Task to complete -
Report back every line from the entries below in which the word "that" occurs.

Source data -
****************

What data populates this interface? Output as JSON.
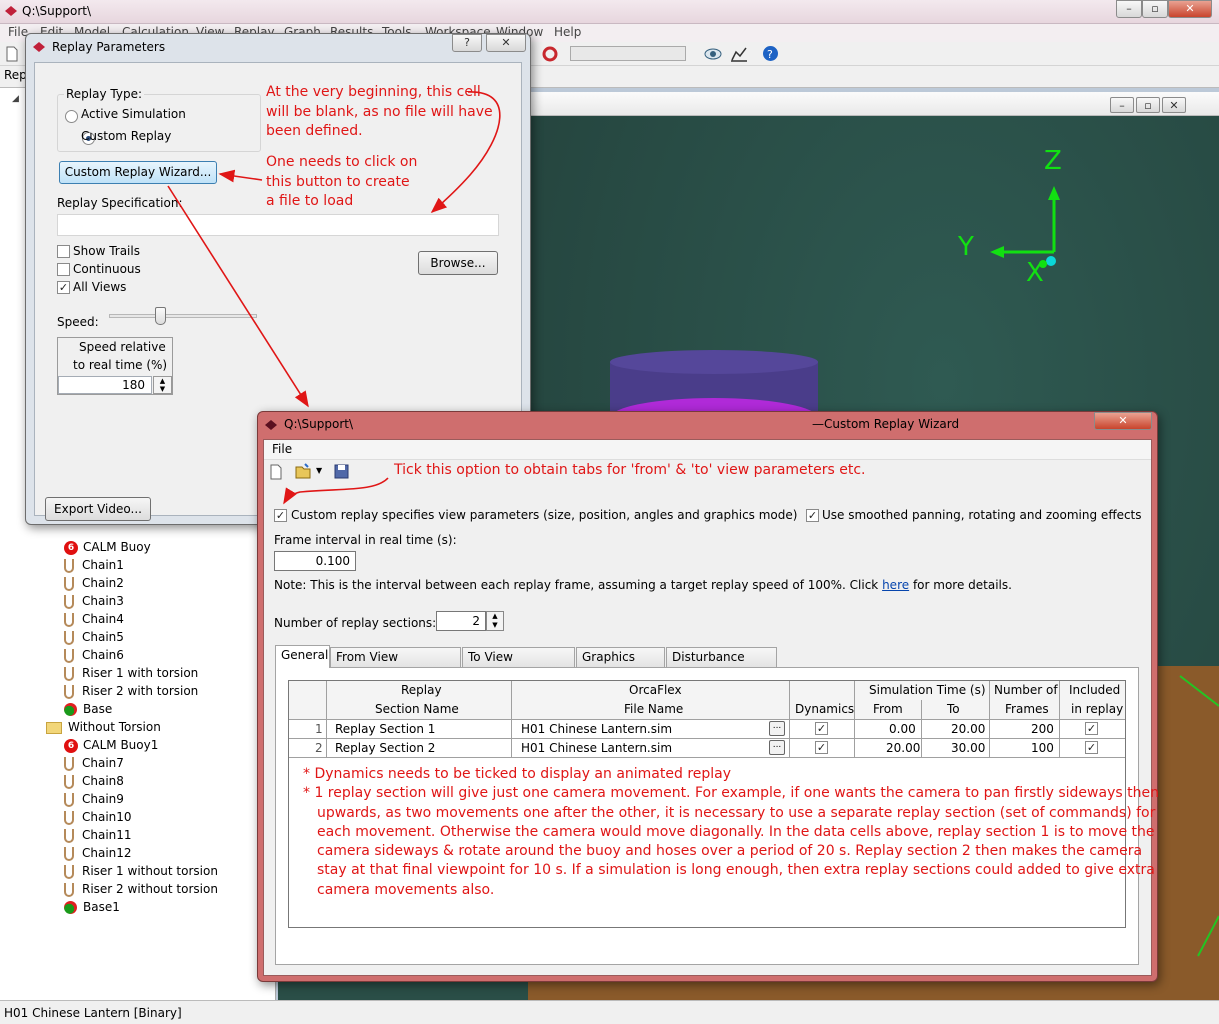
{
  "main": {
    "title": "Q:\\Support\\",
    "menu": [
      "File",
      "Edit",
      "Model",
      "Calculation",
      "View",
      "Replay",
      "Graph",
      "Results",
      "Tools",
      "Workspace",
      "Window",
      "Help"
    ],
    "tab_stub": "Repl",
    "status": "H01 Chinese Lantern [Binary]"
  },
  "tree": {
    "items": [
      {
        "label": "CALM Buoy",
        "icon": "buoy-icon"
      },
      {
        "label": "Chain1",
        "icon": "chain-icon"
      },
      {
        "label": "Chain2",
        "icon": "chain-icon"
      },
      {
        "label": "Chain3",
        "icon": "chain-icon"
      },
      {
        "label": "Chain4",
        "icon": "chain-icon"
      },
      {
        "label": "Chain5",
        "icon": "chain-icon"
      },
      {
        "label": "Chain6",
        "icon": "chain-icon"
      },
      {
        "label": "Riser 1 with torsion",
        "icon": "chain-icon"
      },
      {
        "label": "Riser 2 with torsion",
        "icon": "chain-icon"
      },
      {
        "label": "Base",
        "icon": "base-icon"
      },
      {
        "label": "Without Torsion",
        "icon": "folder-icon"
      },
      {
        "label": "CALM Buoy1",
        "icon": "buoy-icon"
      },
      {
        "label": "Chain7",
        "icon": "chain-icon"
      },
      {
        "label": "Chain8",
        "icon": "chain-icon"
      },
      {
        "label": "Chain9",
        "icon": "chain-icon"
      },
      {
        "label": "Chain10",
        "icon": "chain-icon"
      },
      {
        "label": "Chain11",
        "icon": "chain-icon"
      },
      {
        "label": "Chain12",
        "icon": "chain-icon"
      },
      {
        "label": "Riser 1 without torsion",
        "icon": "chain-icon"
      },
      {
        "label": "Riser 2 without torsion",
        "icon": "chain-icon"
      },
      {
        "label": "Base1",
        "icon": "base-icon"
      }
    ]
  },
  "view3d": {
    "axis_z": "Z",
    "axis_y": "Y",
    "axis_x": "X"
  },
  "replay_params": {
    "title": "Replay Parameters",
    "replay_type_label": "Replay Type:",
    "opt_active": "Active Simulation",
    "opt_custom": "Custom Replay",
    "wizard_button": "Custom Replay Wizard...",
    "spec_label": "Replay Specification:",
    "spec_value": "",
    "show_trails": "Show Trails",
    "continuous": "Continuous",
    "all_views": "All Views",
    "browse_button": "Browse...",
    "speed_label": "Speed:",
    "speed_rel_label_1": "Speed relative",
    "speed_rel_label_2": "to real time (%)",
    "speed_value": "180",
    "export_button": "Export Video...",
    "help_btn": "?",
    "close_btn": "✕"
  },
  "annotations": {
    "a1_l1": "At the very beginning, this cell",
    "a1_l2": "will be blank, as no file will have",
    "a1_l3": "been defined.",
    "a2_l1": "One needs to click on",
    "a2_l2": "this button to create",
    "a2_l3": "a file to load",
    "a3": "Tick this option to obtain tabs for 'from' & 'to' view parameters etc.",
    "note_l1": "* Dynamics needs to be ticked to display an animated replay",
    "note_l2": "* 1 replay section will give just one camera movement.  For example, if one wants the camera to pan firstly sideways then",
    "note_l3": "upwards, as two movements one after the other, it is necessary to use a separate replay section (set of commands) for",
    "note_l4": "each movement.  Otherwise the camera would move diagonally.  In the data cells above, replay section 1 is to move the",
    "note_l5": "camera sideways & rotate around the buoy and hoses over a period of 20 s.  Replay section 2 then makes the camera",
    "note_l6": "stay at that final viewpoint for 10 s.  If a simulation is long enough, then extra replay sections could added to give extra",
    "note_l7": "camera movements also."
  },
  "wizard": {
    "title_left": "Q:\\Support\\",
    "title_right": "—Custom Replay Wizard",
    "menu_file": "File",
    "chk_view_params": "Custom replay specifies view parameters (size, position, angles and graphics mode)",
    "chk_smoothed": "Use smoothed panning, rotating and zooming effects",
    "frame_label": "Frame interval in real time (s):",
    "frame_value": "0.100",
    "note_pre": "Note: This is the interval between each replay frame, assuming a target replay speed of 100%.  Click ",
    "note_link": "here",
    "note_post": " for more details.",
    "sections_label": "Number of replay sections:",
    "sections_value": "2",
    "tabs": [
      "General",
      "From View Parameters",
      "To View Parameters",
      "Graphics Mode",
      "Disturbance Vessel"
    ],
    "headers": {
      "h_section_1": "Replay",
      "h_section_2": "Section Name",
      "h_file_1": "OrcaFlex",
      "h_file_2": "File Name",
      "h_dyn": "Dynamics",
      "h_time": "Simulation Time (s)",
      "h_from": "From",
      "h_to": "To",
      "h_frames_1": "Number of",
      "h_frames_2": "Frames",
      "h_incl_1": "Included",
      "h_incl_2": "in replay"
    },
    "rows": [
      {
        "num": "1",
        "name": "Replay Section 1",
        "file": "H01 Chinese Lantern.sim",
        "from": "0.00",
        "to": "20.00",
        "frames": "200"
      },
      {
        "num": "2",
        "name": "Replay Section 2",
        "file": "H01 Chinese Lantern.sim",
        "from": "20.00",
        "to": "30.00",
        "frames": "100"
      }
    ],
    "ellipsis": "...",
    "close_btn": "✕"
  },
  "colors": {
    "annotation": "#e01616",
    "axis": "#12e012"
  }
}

****************

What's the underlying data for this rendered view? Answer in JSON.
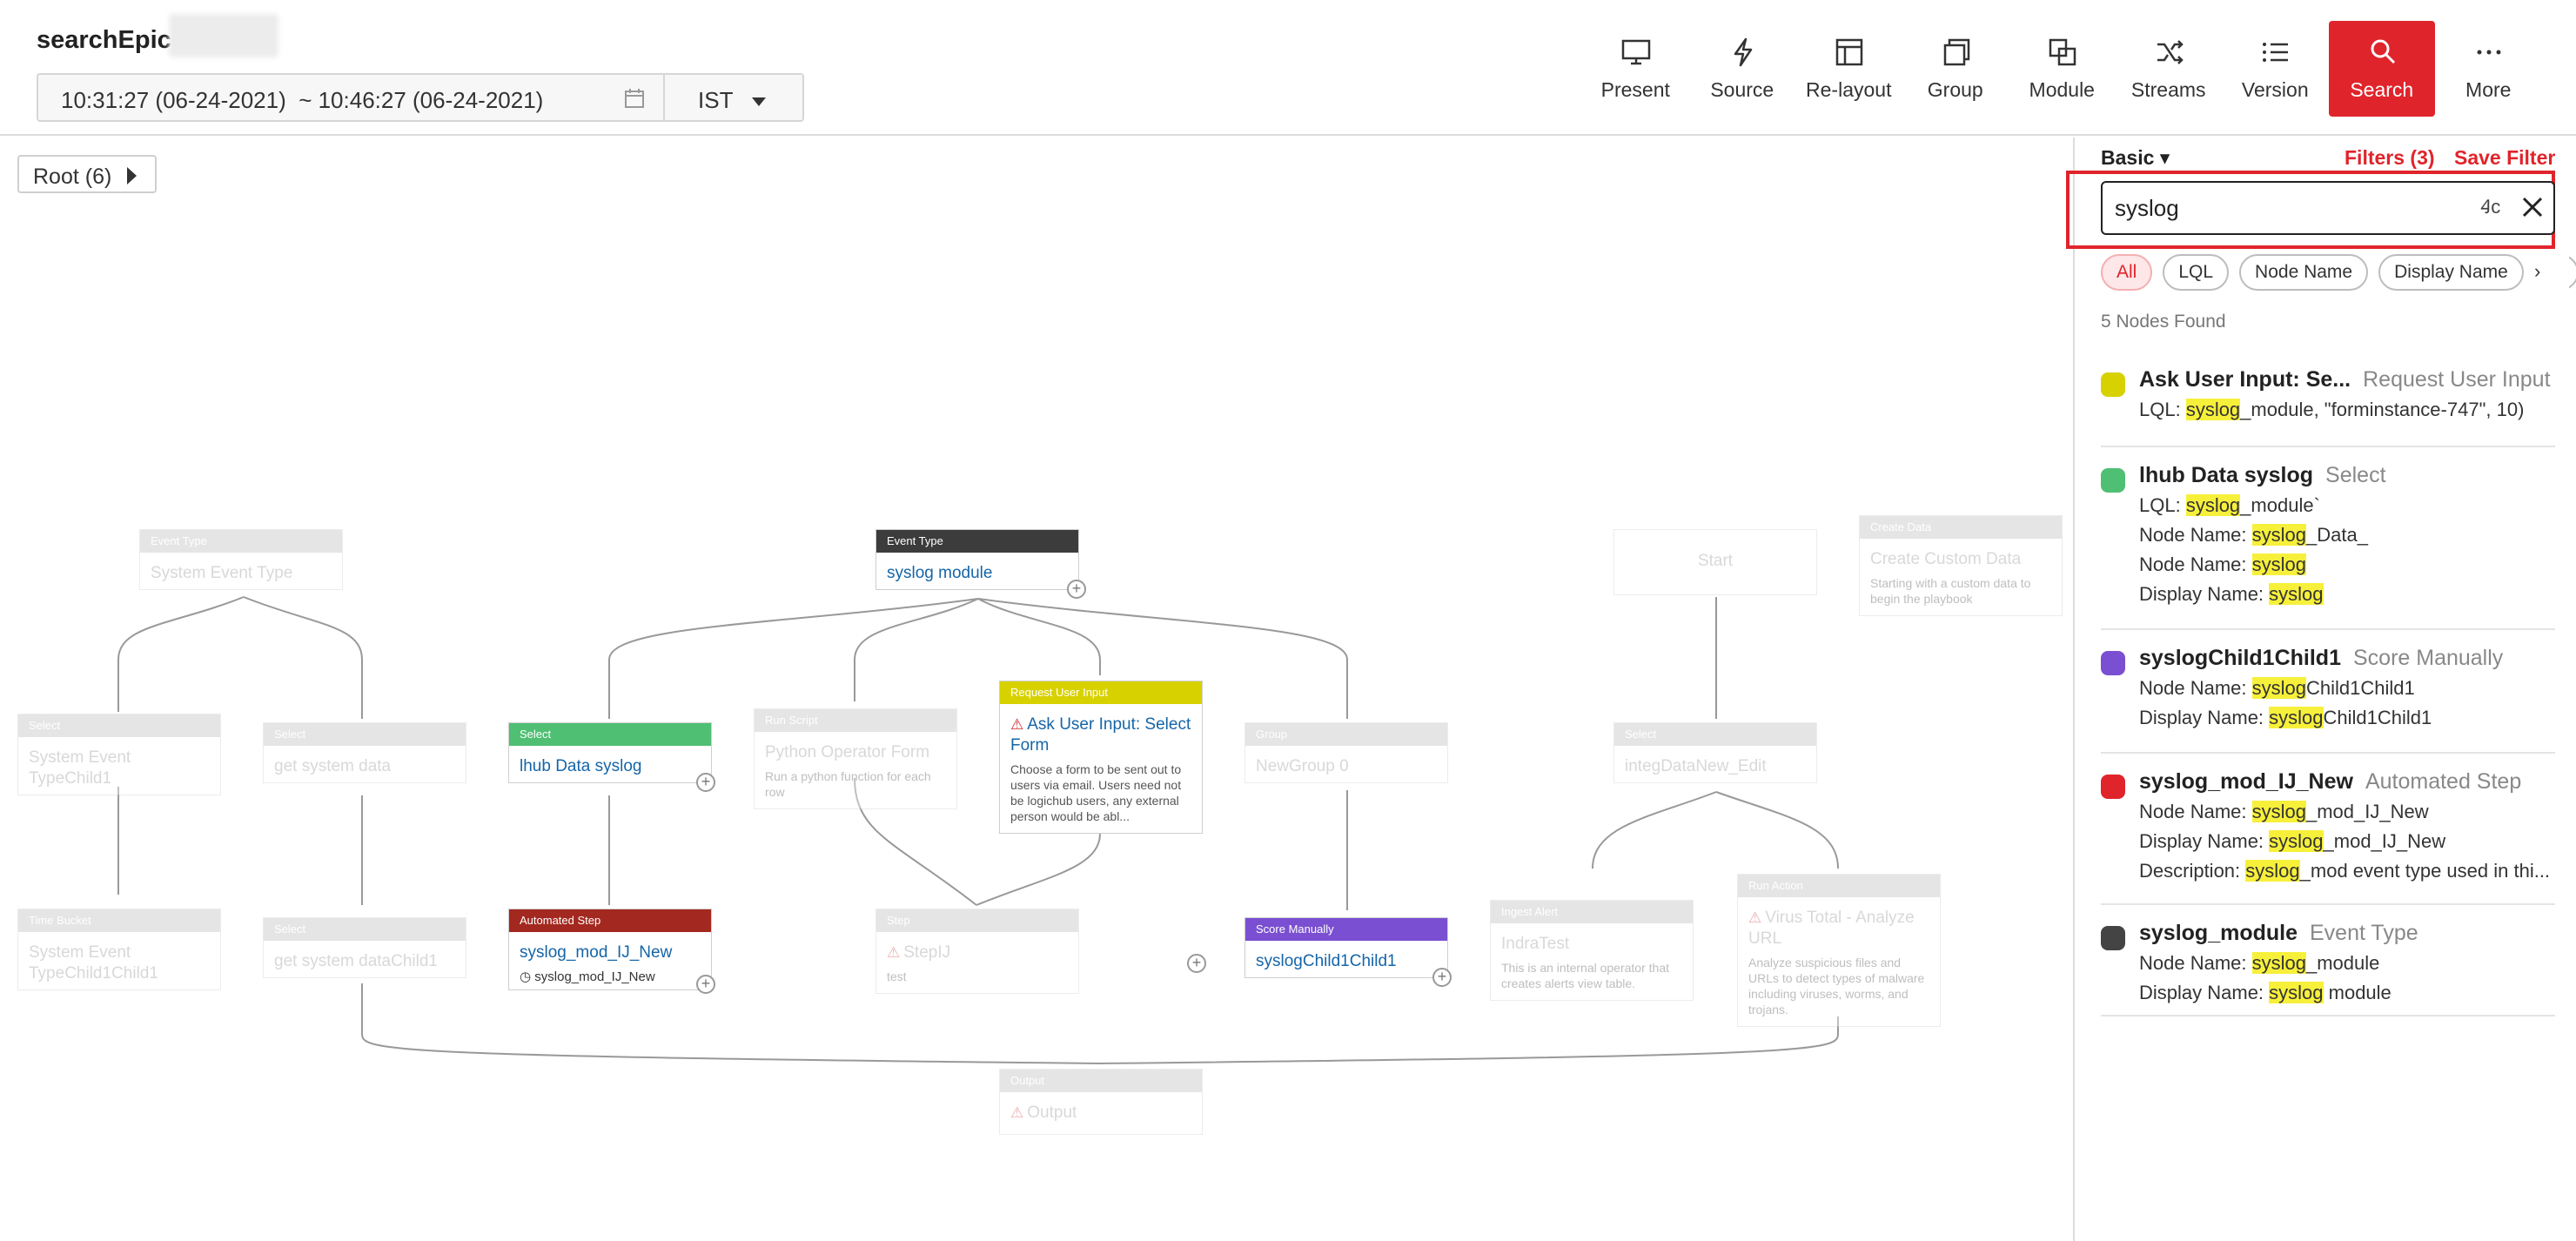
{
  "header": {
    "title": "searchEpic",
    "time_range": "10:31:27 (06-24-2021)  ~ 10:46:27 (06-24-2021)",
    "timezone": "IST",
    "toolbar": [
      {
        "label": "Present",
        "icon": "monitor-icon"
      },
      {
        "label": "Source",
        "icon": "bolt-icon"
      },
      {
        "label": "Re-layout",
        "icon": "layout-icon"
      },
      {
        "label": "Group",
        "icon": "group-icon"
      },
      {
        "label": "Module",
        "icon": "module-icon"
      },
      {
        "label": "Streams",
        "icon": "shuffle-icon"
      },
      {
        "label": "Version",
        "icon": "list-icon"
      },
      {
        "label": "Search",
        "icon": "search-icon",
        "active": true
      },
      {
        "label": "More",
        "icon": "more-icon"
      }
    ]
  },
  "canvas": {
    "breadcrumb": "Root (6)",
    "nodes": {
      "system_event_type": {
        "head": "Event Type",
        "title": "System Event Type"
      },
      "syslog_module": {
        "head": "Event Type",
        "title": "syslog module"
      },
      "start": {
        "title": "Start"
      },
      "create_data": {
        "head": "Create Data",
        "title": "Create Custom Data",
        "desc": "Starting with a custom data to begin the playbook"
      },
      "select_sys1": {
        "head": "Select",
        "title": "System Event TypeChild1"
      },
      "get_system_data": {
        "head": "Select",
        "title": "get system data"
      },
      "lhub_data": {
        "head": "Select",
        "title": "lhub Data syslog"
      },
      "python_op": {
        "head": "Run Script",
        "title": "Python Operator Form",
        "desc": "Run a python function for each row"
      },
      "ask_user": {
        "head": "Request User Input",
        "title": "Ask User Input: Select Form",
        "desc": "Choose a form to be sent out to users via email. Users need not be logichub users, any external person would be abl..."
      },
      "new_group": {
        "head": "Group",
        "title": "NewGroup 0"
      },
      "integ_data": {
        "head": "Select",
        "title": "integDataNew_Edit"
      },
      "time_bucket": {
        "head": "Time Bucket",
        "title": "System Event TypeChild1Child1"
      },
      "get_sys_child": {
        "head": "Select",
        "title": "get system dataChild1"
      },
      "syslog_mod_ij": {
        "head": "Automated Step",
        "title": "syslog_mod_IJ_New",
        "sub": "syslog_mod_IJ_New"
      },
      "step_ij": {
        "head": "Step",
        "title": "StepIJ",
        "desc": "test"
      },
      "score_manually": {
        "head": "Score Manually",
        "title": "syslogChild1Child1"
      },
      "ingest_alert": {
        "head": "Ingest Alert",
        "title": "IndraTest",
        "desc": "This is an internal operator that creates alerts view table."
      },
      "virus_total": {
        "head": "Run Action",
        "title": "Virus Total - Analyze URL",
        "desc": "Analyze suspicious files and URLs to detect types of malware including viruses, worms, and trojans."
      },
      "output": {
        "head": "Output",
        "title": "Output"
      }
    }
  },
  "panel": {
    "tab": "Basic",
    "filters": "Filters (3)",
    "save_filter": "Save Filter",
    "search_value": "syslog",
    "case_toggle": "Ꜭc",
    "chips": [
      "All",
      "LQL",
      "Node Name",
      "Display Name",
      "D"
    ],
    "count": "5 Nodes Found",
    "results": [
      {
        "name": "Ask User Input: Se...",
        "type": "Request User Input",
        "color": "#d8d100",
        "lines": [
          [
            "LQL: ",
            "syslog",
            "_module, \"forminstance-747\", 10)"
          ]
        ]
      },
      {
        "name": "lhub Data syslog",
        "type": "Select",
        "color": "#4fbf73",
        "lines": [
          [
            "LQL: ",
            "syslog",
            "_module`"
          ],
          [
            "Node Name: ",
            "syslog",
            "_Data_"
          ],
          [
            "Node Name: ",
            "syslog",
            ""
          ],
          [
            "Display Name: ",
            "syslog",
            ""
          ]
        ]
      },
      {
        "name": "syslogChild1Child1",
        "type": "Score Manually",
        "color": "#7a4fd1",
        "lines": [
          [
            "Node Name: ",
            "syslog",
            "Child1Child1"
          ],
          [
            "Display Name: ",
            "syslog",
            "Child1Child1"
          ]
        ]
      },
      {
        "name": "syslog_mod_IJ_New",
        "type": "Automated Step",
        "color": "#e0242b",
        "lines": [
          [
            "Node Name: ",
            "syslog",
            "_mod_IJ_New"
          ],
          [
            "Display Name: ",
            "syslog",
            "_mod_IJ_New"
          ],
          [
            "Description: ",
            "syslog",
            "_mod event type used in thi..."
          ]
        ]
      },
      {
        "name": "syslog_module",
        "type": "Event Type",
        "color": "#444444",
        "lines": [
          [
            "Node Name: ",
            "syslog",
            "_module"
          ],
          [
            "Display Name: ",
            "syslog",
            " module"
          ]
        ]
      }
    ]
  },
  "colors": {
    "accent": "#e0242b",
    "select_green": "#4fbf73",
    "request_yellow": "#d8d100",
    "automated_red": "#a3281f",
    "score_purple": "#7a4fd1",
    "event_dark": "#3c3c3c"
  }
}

****************

Output -
    "note_l6": "stay at that final viewpoint for 10 s.  If a simulation is long enough, then extra replay sections could added to give extra",
        "desc": "This is an internal operator that creates alerts view table."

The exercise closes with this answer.